Problem statement >> Locate and copy all lines bearing the word "title".

Records for processing >>
------------------------------------------------------------

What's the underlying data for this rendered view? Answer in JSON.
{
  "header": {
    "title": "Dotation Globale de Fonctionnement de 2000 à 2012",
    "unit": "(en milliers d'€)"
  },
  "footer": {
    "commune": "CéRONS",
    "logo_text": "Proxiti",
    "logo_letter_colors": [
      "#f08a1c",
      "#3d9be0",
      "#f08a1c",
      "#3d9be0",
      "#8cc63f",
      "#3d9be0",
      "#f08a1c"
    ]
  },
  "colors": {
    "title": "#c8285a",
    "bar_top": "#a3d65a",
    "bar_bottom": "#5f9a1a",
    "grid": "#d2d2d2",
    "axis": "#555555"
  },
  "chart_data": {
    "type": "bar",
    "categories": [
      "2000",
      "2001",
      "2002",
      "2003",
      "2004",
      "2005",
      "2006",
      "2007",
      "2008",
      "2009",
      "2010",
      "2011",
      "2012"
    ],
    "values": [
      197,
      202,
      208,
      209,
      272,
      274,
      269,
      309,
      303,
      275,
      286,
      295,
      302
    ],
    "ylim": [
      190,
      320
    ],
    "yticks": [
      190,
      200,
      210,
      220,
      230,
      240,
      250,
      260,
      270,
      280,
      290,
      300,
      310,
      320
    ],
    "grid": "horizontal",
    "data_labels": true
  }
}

------------------------------------------------------------

Solution for this task >>
    "title": "Dotation Globale de Fonctionnement de 2000 à 2012",
    "title": "#c8285a",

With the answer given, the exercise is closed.